**Provided data:**
■ ■ ■

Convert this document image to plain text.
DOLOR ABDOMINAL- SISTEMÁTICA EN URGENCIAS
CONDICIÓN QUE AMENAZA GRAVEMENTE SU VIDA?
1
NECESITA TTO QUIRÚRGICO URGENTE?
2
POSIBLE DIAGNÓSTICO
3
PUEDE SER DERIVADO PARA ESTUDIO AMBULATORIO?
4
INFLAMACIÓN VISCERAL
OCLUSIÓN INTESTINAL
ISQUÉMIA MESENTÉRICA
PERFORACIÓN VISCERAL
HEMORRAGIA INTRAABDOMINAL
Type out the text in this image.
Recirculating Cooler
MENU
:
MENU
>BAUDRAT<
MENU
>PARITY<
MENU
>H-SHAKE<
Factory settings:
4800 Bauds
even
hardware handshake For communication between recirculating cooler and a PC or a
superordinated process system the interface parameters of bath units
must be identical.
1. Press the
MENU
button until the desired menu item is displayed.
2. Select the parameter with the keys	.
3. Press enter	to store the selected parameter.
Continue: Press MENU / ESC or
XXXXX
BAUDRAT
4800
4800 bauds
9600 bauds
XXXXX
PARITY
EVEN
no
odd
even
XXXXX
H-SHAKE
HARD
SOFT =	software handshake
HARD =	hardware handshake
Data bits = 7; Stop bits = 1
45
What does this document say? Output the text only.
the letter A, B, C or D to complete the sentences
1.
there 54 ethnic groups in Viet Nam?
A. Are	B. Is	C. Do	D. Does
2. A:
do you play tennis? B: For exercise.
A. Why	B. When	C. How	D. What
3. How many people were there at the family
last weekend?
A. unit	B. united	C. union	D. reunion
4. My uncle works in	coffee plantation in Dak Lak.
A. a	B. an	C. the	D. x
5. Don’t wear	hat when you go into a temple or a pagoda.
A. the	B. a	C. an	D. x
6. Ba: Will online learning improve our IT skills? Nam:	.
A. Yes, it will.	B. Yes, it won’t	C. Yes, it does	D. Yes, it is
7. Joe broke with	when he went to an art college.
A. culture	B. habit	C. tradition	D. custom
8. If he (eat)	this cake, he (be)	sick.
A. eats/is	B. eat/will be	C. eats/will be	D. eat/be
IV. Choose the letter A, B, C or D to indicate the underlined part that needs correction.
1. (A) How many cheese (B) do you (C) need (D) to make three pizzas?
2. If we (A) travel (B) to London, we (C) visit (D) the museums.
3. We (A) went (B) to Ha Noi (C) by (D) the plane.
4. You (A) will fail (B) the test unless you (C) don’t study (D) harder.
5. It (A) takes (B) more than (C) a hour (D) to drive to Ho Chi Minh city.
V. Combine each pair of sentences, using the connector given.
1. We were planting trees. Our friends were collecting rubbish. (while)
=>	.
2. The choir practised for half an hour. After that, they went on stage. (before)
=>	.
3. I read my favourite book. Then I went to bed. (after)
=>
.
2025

■ ■ ■

**Task directions:** Give only the number of lines in the material above that include the word "hour".

**Answer to this exercise:** 2